### [AIM]
In the entries that follow, find the word "dark" and report each line it is on.

■ ■ ■ ■ ■ ■ ■

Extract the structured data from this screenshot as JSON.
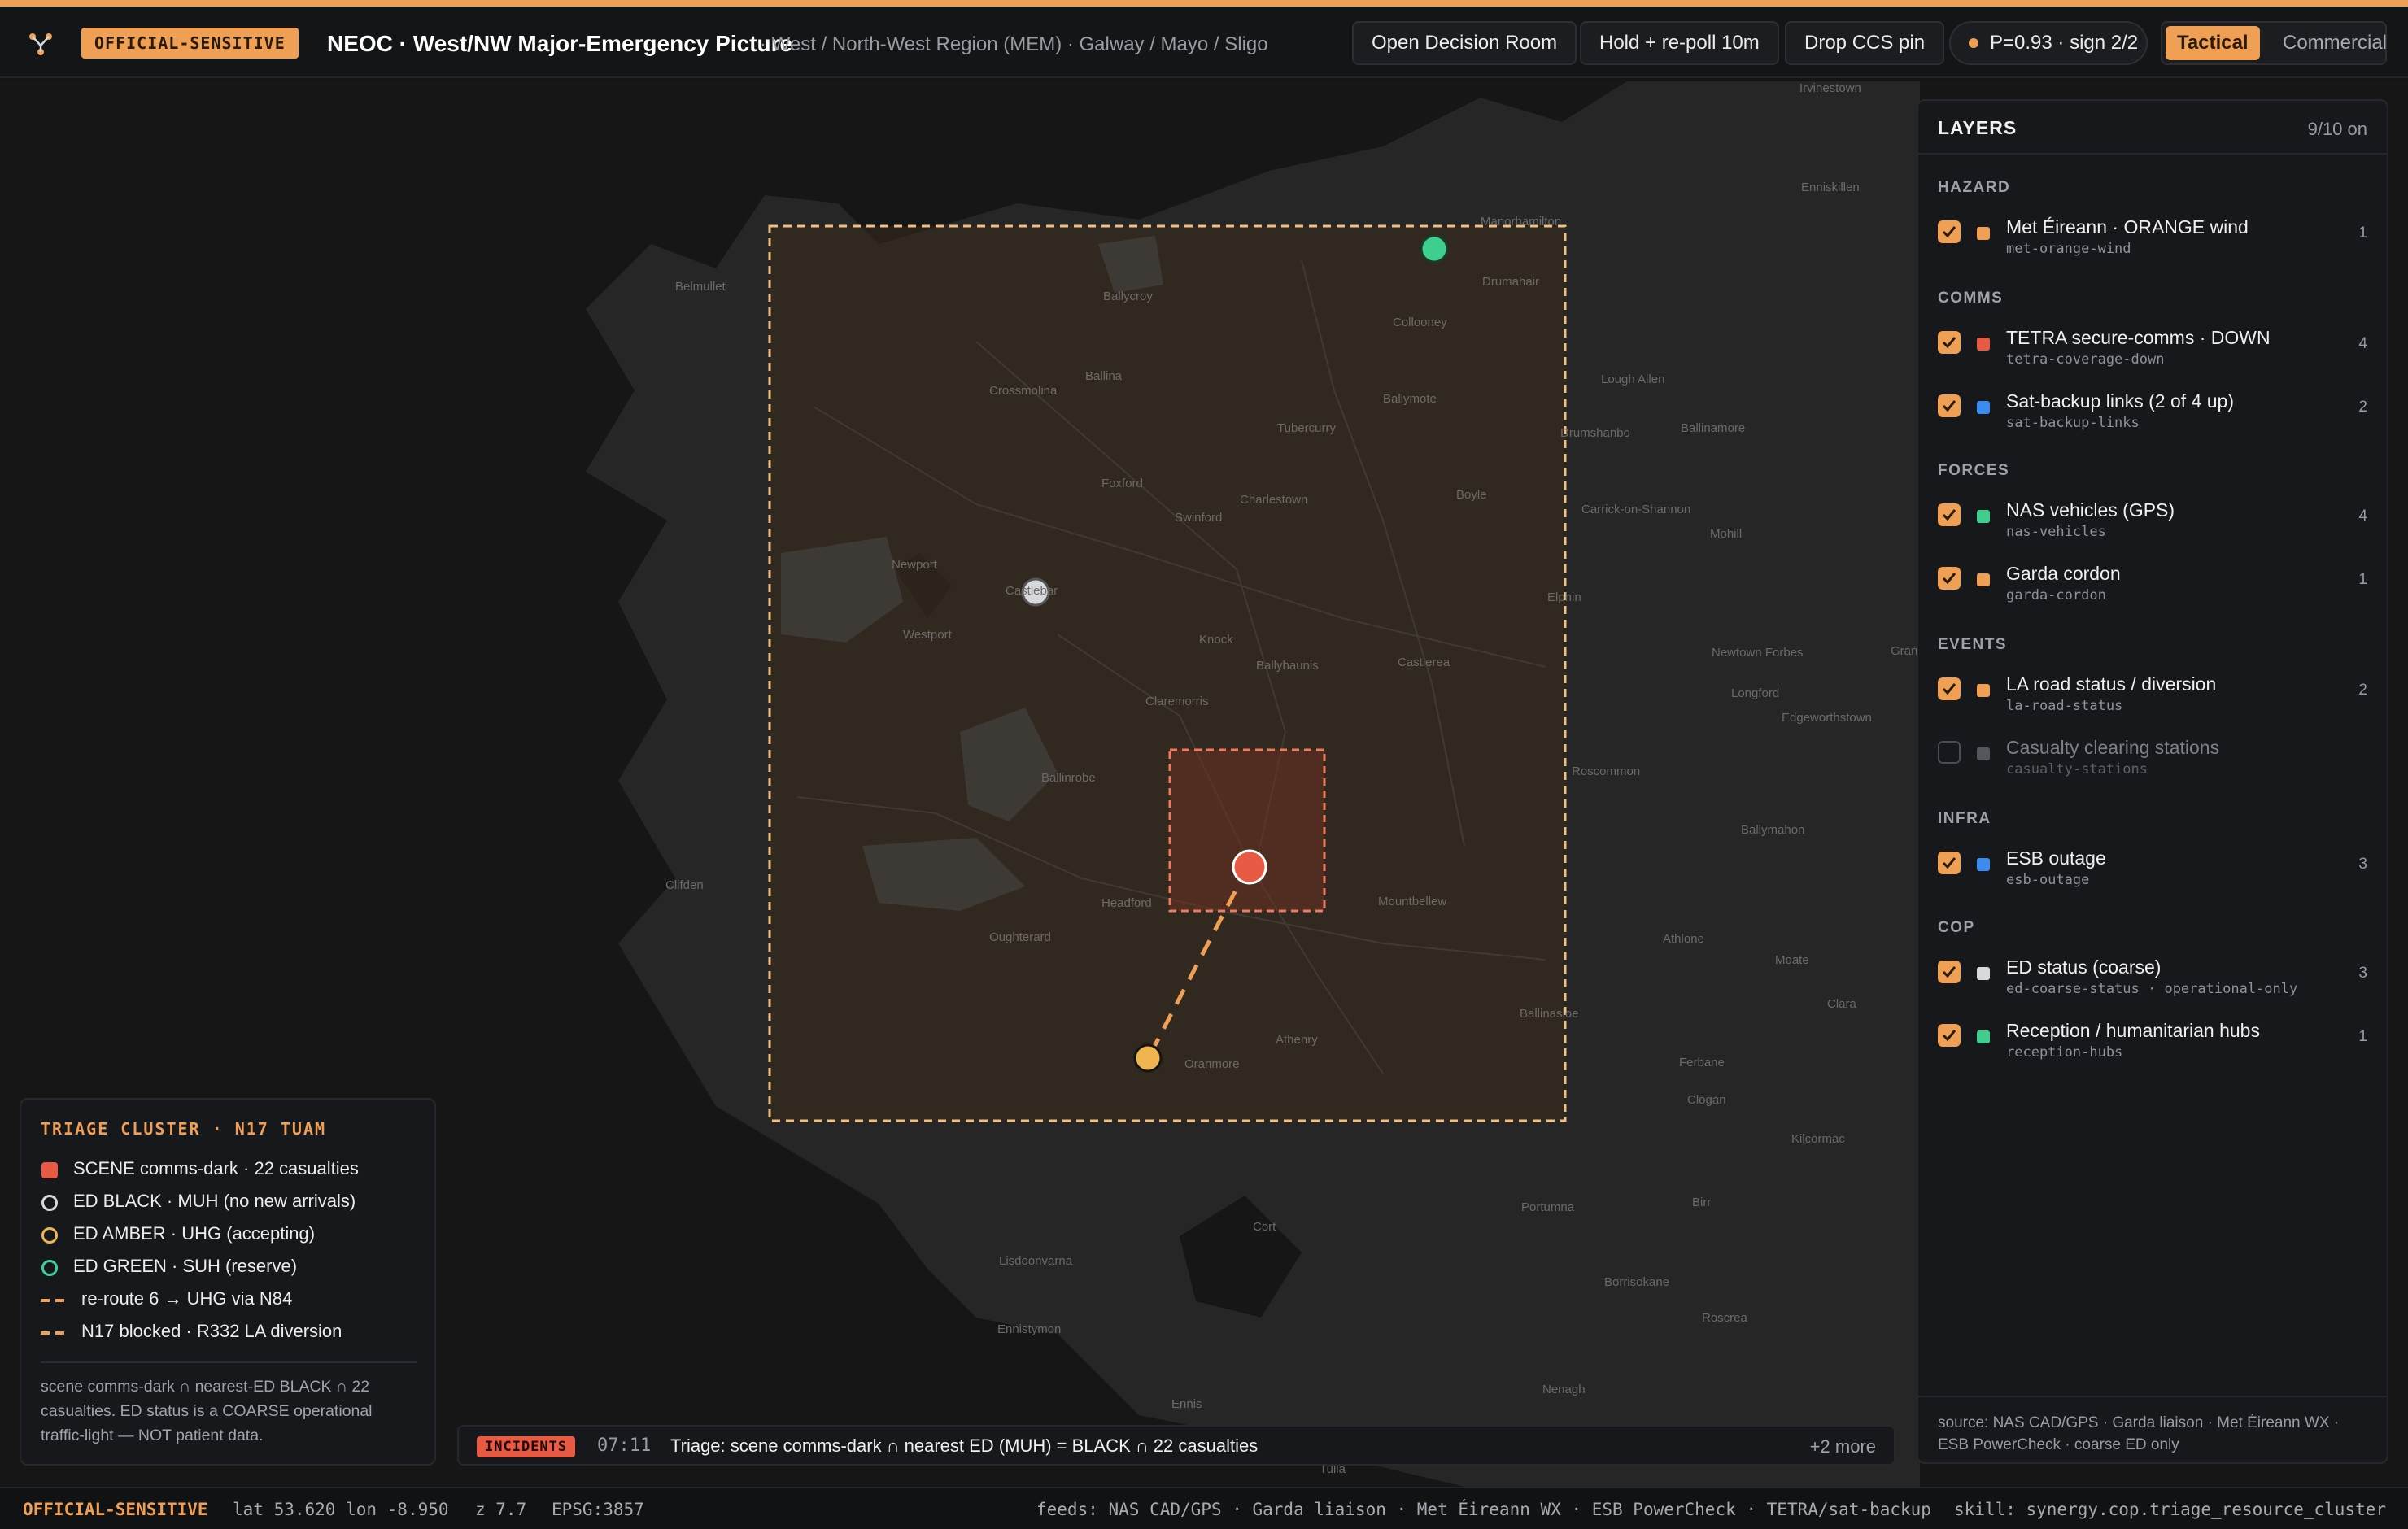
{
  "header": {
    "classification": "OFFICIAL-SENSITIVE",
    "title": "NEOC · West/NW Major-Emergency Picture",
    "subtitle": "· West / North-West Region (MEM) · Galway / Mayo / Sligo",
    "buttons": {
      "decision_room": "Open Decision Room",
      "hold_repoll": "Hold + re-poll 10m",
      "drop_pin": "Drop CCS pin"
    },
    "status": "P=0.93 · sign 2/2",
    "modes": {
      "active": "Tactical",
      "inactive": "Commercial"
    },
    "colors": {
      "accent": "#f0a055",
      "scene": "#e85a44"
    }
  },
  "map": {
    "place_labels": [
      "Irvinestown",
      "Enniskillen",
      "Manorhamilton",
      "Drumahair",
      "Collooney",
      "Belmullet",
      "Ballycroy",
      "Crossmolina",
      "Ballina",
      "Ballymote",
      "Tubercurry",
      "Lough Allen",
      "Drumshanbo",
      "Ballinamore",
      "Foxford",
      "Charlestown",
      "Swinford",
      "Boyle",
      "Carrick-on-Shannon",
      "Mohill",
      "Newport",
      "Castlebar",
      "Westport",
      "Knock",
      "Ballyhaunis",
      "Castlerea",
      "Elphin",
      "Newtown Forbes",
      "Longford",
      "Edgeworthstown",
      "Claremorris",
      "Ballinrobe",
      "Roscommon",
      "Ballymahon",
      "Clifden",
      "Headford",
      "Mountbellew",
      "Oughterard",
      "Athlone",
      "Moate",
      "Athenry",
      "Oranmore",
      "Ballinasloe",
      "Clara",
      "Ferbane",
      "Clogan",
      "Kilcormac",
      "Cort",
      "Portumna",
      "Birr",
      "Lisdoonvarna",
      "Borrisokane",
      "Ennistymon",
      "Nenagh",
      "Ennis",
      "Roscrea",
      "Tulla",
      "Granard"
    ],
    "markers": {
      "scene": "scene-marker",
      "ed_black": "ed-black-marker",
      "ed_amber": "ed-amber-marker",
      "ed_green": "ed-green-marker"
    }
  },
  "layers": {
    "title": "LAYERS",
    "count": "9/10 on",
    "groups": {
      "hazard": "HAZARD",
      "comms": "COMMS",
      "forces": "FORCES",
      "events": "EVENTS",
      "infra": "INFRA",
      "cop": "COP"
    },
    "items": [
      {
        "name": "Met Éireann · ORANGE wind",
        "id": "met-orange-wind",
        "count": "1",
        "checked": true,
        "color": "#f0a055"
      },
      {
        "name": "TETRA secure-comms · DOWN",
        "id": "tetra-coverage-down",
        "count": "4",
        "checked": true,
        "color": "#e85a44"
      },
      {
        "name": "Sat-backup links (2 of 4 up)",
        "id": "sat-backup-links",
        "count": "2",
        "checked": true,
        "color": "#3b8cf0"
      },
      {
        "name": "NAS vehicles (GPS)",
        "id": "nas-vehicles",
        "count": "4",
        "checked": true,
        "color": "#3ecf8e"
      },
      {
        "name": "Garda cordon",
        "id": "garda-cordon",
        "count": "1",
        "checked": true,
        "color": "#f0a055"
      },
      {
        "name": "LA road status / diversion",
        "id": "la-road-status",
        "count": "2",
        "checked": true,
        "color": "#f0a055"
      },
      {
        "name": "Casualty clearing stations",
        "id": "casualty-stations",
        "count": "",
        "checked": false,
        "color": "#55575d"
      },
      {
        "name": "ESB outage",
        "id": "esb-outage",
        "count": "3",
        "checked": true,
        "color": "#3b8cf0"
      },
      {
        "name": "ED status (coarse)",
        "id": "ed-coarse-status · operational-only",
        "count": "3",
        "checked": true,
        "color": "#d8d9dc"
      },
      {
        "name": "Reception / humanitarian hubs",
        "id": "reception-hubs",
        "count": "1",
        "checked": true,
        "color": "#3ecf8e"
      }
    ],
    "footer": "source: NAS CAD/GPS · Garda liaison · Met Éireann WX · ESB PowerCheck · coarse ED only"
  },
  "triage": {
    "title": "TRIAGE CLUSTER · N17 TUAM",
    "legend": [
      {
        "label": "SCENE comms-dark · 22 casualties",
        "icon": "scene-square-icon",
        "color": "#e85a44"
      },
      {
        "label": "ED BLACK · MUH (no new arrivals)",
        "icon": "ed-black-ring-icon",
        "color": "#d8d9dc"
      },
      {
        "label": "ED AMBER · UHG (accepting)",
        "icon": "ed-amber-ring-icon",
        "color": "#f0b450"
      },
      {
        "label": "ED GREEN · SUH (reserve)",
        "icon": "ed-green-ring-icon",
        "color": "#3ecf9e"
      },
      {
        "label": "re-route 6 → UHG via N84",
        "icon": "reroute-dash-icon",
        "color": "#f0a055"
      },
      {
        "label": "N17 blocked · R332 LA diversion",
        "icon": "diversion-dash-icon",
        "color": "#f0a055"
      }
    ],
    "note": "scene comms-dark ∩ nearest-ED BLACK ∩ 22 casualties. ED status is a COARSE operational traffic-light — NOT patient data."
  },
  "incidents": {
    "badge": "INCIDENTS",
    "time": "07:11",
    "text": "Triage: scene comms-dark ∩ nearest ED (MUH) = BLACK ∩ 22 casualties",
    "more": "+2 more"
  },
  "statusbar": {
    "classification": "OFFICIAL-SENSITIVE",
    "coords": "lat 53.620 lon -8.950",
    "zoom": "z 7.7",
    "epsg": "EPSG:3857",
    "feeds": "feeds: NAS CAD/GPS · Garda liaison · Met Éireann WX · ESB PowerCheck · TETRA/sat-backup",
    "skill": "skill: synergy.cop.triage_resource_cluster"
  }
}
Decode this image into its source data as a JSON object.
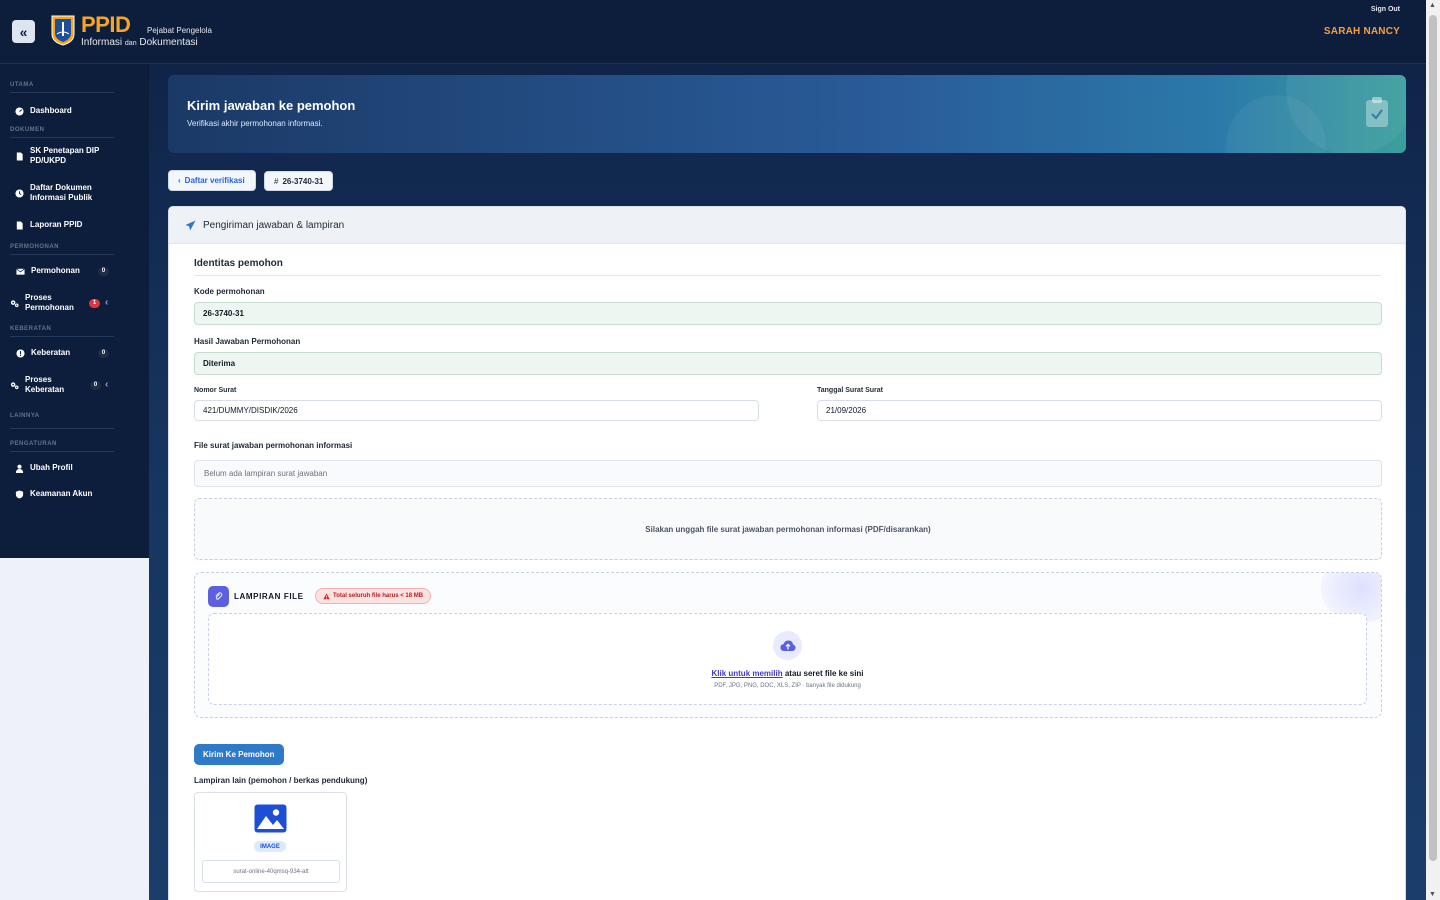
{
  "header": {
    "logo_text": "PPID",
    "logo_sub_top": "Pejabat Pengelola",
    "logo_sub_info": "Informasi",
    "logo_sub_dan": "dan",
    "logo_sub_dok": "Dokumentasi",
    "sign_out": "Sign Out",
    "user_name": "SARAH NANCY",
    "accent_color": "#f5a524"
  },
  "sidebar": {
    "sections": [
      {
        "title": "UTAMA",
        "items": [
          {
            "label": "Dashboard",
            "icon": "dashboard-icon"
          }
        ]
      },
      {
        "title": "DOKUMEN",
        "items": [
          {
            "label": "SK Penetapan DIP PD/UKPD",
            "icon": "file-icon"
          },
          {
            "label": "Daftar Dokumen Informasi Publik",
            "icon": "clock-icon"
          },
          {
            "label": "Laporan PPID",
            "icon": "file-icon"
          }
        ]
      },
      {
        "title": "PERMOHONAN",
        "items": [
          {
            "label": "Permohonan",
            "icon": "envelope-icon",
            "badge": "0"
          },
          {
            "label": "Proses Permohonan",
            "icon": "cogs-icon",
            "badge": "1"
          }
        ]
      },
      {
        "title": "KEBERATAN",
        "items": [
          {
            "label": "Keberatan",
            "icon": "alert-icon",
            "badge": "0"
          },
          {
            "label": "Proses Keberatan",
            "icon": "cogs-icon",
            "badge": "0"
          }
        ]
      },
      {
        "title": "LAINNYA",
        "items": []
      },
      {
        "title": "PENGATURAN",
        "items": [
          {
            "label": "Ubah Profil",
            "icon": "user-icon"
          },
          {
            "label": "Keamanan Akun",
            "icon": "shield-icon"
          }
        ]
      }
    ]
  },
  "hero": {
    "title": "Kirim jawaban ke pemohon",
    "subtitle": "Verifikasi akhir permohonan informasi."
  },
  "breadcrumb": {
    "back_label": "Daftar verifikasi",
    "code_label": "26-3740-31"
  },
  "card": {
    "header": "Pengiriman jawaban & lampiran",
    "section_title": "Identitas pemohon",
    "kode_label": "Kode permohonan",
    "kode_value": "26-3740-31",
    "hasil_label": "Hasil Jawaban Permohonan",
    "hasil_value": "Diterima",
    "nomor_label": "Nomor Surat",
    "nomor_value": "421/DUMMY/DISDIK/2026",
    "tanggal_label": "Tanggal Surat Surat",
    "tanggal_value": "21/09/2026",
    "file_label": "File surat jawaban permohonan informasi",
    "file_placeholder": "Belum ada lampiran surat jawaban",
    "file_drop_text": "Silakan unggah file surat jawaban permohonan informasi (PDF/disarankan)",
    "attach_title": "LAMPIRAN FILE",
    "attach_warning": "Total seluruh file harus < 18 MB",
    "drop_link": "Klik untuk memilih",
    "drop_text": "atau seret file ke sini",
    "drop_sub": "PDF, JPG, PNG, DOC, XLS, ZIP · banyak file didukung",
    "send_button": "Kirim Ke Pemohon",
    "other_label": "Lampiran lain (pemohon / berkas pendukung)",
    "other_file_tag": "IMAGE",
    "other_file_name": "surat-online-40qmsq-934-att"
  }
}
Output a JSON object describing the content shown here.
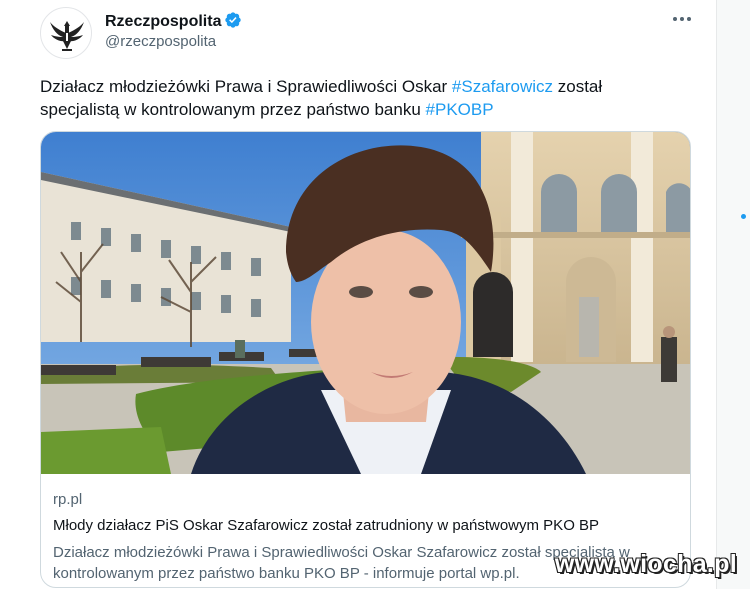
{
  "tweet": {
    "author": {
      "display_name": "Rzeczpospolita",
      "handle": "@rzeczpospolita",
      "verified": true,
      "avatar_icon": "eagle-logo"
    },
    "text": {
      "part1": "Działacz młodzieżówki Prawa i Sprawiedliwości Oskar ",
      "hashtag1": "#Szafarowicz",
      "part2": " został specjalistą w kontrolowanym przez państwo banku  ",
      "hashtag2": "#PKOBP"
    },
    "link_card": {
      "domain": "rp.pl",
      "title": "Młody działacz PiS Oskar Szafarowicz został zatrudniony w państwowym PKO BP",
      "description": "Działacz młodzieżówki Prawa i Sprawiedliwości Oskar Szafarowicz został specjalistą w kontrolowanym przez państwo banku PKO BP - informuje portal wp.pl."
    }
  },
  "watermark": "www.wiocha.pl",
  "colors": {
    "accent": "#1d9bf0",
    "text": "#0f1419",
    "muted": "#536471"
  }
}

■ ■ ■ ■ ■ ■ ■

### [ANSWER TO THIS PROBLEM]
        "label": "SCENE comms-dark · 22 casualties",
    "note": "scene comms-dark ∩ nearest-ED BLACK ∩ 22 casualties. ED status is a COARSE operational traffic-light — NOT patient data."
    "text": "Triage: scene comms-dark ∩ nearest ED (MUH) = BLACK ∩ 22 casualties",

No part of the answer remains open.